Transcribe all of the material exactly, except for its pictures.

====== Record set ======

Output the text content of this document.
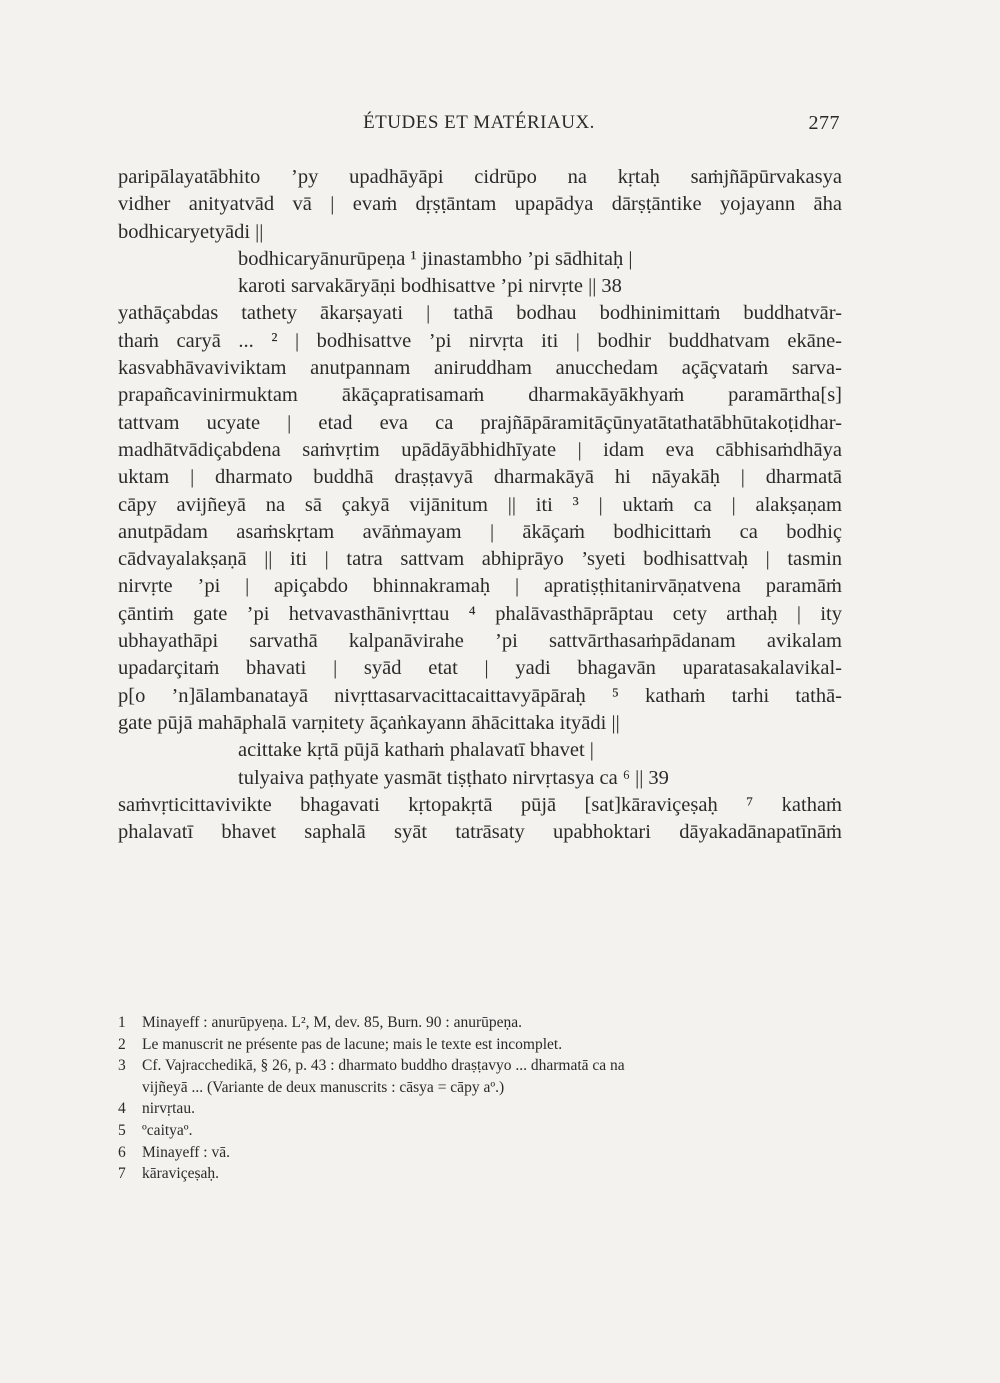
ÉTUDES ET MATÉRIAUX.	277
paripālayatābhito ’py upadhāyāpi cidrūpo na kṛtaḥ saṁjñāpūrvakasya
vidher anityatvād vā | evaṁ dṛṣṭāntam upapādya dārṣṭāntike yojayann āha
bodhicaryetyādi ||
bodhicaryānurūpeṇa ¹ jinastambho ’pi sādhitaḥ |
karoti sarvakāryāṇi bodhisattve ’pi nirvṛte || 38
yathāçabdas tathety ākarṣayati | tathā bodhau bodhinimittaṁ buddhatvār-
thaṁ caryā ... ² | bodhisattve ’pi nirvṛta iti | bodhir buddhatvam ekāne-
kasvabhāvaviviktam anutpannam aniruddham anucchedam açāçvataṁ sarva-
prapañcavinirmuktam ākāçapratisamaṁ dharmakāyākhyaṁ paramārtha[s]
tattvam ucyate | etad eva ca prajñāpāramitāçūnyatātathatābhūtakoṭidhar-
madhātvādiçabdena saṁvṛtim upādāyābhidhīyate | idam eva cābhisaṁdhāya
uktam | dharmato buddhā draṣṭavyā dharmakāyā hi nāyakāḥ | dharmatā
cāpy avijñeyā na sā çakyā vijānitum || iti ³ | uktaṁ ca | alakṣaṇam
anutpādam asaṁskṛtam avāṅmayam | ākāçaṁ bodhicittaṁ ca bodhiç
cādvayalakṣaṇā || iti | tatra sattvam abhiprāyo ’syeti bodhisattvaḥ | tasmin
nirvṛte ’pi | apiçabdo bhinnakramaḥ | apratiṣṭhitanirvāṇatvena paramāṁ
çāntiṁ gate ’pi hetvavasthānivṛttau ⁴ phalāvasthāprāptau cety arthaḥ | ity
ubhayathāpi sarvathā kalpanāvirahe ’pi sattvārthasaṁpādanam avikalam
upadarçitaṁ bhavati | syād etat | yadi bhagavān uparatasakalavikal-
p[o ’n]ālambanatayā nivṛttasarvacittacaittavyāpāraḥ ⁵ kathaṁ tarhi tathā-
gate pūjā mahāphalā varṇitety āçaṅkayann āhācittaka ityādi ||
acittake kṛtā pūjā kathaṁ phalavatī bhavet |
tulyaiva paṭhyate yasmāt tiṣṭhato nirvṛtasya ca ⁶ || 39
saṁvṛticittavivikte bhagavati kṛtopakṛtā pūjā [sat]kāraviçeṣaḥ ⁷ kathaṁ
phalavatī bhavet saphalā syāt tatrāsaty upabhoktari dāyakadānapatīnāṁ
1 Minayeff : anurūpyeṇa. L², M, dev. 85, Burn. 90 : anurūpeṇa.
2 Le manuscrit ne présente pas de lacune; mais le texte est incomplet.
3 Cf. Vajracchedikā, § 26, p. 43 : dharmato buddho draṣṭavyo ... dharmatā ca na
vijñeyā ... (Variante de deux manuscrits : cāsya = cāpy aº.)
4 nirvṛtau.
5 ºcaityaº.
6 Minayeff : vā.
7 kāraviçeṣaḥ.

======

** The solution **
Output the text content of this document.
ÉTUDES ET MATÉRIAUX.	277
paripālayatābhito ’py upadhāyāpi cidrūpo na kṛtaḥ saṁjñāpūrvakasya
vidher anityatvād vā | evaṁ dṛṣṭāntam upapādya dārṣṭāntike yojayann āha
bodhicaryetyādi ||
bodhicaryānurūpeṇa ¹ jinastambho ’pi sādhitaḥ |
karoti sarvakāryāṇi bodhisattve ’pi nirvṛte || 38
yathāçabdas tathety ākarṣayati | tathā bodhau bodhinimittaṁ buddhatvār-
thaṁ caryā ... ² | bodhisattve ’pi nirvṛta iti | bodhir buddhatvam ekāne-
kasvabhāvaviviktam anutpannam aniruddham anucchedam açāçvataṁ sarva-
prapañcavinirmuktam ākāçapratisamaṁ dharmakāyākhyaṁ paramārtha[s]
tattvam ucyate | etad eva ca prajñāpāramitāçūnyatātathatābhūtakoṭidhar-
madhātvādiçabdena saṁvṛtim upādāyābhidhīyate | idam eva cābhisaṁdhāya
uktam | dharmato buddhā draṣṭavyā dharmakāyā hi nāyakāḥ | dharmatā
cāpy avijñeyā na sā çakyā vijānitum || iti ³ | uktaṁ ca | alakṣaṇam
anutpādam asaṁskṛtam avāṅmayam | ākāçaṁ bodhicittaṁ ca bodhiç
cādvayalakṣaṇā || iti | tatra sattvam abhiprāyo ’syeti bodhisattvaḥ | tasmin
nirvṛte ’pi | apiçabdo bhinnakramaḥ | apratiṣṭhitanirvāṇatvena paramāṁ
çāntiṁ gate ’pi hetvavasthānivṛttau ⁴ phalāvasthāprāptau cety arthaḥ | ity
ubhayathāpi sarvathā kalpanāvirahe ’pi sattvārthasaṁpādanam avikalam
upadarçitaṁ bhavati | syād etat | yadi bhagavān uparatasakalavikal-
p[o ’n]ālambanatayā nivṛttasarvacittacaittavyāpāraḥ ⁵ kathaṁ tarhi tathā-
gate pūjā mahāphalā varṇitety āçaṅkayann āhācittaka ityādi ||
acittake kṛtā pūjā kathaṁ phalavatī bhavet |
tulyaiva paṭhyate yasmāt tiṣṭhato nirvṛtasya ca ⁶ || 39
saṁvṛticittavivikte bhagavati kṛtopakṛtā pūjā [sat]kāraviçeṣaḥ ⁷ kathaṁ
phalavatī bhavet saphalā syāt tatrāsaty upabhoktari dāyakadānapatīnāṁ
1 Minayeff : anurūpyeṇa. L², M, dev. 85, Burn. 90 : anurūpeṇa.
2 Le manuscrit ne présente pas de lacune; mais le texte est incomplet.
3 Cf. Vajracchedikā, § 26, p. 43 : dharmato buddho draṣṭavyo ... dharmatā ca na
vijñeyā ... (Variante de deux manuscrits : cāsya = cāpy aº.)
4 nirvṛtau.
5 ºcaityaº.
6 Minayeff : vā.
7 kāraviçeṣaḥ.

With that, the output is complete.